Stored records

# # # # # # #

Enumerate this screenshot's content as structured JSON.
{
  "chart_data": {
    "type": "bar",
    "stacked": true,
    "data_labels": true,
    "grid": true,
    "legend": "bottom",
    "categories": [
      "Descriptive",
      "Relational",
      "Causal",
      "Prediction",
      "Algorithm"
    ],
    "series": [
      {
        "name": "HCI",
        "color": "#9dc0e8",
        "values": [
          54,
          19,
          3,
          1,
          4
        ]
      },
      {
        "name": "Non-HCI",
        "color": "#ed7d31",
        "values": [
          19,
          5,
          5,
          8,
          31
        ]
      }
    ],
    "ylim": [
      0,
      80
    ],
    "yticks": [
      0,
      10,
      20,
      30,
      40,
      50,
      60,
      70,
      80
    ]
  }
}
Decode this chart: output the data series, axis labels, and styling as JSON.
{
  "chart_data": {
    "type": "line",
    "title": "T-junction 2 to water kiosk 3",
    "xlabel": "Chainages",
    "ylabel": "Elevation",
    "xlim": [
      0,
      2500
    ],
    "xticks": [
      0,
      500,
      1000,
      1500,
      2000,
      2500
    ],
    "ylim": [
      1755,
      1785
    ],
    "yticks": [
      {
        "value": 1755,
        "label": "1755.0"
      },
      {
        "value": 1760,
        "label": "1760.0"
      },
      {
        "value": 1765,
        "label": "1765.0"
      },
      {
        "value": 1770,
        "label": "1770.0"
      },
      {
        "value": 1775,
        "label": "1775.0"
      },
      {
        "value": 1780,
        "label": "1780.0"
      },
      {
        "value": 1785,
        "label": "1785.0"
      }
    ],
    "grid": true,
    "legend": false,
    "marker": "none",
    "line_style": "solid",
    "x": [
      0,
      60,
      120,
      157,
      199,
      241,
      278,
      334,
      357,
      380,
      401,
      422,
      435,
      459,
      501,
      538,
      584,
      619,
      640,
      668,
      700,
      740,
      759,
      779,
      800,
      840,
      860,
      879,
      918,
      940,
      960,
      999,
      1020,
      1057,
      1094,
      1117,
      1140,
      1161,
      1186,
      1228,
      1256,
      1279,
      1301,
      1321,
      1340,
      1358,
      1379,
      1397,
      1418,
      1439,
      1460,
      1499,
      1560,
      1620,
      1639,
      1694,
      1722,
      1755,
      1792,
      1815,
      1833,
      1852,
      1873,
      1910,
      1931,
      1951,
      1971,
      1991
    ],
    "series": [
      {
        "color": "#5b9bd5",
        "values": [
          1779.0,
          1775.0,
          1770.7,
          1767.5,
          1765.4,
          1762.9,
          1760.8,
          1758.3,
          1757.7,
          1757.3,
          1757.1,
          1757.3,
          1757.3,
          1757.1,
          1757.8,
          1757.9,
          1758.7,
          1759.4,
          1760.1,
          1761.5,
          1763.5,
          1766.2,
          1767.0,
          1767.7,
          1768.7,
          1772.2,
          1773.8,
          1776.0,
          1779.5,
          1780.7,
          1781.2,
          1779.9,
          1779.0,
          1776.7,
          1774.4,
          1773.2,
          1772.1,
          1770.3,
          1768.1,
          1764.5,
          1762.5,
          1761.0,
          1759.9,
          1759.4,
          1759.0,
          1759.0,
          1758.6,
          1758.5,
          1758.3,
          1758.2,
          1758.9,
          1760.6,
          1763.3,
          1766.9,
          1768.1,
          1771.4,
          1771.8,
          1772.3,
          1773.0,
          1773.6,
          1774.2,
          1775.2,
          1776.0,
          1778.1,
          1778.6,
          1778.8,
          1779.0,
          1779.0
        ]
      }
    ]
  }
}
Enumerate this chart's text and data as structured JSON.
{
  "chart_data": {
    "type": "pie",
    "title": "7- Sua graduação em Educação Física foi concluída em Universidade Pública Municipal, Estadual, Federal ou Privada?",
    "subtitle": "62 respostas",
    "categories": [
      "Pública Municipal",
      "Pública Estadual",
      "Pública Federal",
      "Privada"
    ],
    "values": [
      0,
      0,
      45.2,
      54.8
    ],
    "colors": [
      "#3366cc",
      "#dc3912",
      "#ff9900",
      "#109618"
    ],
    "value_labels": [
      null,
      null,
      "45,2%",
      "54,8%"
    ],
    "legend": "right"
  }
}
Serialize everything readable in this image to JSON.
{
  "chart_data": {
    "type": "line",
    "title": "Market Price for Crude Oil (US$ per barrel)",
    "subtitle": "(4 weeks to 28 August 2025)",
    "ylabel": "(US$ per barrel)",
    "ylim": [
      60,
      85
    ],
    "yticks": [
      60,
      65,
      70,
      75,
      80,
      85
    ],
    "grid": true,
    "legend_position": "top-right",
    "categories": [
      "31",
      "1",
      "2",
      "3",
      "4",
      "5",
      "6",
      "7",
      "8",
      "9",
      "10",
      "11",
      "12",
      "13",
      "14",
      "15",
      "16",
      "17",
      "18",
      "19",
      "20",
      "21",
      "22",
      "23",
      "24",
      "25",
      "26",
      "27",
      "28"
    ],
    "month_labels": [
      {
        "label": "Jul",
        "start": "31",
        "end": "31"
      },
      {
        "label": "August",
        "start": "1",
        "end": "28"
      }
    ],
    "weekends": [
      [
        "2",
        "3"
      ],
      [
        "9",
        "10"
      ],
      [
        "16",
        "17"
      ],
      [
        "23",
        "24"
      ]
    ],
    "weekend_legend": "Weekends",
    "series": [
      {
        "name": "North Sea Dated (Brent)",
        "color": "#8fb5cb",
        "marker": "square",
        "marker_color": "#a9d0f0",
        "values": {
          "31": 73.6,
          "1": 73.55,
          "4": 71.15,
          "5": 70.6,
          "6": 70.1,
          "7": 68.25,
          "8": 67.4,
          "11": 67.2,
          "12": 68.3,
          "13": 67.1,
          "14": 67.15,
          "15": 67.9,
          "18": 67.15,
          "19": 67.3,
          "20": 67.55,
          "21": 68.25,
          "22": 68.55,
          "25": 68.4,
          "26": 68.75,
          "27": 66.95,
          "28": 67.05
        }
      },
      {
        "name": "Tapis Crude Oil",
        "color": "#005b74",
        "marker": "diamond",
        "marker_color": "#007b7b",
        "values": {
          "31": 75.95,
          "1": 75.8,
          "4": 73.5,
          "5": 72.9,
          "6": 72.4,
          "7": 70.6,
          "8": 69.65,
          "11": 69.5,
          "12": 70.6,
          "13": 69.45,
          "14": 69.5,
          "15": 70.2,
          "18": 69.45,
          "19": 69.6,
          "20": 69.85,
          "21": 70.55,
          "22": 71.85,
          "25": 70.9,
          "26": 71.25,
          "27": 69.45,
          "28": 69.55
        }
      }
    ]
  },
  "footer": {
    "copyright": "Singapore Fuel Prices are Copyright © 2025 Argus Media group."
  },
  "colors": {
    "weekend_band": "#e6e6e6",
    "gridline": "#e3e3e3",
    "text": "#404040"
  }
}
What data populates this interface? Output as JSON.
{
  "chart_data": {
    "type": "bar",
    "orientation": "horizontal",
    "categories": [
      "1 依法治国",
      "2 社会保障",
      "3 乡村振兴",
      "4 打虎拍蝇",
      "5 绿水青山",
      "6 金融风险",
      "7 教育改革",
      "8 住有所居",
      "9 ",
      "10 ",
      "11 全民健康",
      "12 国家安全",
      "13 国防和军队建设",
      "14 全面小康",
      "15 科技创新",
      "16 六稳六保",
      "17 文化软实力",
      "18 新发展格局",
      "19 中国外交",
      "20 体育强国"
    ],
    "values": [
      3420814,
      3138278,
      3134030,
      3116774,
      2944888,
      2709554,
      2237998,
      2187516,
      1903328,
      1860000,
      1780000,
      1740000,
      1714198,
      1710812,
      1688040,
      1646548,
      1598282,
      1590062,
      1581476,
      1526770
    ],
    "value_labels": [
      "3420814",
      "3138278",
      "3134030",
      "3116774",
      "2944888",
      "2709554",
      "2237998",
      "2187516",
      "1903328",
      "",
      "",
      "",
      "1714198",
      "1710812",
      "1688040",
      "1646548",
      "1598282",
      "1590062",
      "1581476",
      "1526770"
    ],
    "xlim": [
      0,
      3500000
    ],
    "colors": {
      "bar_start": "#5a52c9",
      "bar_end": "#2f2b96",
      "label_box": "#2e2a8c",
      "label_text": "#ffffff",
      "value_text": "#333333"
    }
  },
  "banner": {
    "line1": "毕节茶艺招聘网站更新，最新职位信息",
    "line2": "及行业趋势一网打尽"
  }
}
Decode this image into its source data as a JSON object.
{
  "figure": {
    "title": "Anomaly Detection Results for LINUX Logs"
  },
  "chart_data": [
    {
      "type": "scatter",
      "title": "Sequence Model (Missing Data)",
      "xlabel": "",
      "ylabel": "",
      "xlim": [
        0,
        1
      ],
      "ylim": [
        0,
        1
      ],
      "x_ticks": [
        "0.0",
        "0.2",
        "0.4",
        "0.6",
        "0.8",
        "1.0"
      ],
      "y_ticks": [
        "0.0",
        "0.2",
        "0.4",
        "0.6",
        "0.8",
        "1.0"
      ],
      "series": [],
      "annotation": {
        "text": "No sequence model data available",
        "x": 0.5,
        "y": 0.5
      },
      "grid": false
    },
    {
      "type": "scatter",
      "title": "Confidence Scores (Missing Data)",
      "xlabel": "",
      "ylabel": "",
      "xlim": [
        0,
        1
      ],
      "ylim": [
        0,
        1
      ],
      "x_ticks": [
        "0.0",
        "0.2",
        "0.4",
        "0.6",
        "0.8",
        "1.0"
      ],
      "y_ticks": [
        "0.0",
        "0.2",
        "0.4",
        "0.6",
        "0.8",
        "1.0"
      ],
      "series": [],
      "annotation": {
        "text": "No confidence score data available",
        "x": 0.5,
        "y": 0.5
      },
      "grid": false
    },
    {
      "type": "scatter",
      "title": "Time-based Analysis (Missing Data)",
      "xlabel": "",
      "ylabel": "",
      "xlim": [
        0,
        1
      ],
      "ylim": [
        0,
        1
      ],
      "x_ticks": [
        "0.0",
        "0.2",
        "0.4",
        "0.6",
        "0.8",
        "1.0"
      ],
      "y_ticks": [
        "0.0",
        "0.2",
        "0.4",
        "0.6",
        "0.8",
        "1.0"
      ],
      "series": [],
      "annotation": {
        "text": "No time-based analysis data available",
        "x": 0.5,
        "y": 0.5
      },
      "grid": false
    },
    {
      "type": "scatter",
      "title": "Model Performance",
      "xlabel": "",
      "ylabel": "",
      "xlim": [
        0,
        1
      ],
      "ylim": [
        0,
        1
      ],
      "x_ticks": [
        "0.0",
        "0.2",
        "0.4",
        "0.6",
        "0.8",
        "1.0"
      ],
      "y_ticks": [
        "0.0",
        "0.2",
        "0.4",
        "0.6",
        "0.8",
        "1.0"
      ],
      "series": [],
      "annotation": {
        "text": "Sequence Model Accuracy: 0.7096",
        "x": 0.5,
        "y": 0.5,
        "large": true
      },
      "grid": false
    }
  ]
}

# # # # # # #

- Written instruction
From the data above, copy each line that holds "Crude".

- Problem solution
    "title": "Market Price for Crude Oil (US$ per barrel)",
        "name": "Tapis Crude Oil",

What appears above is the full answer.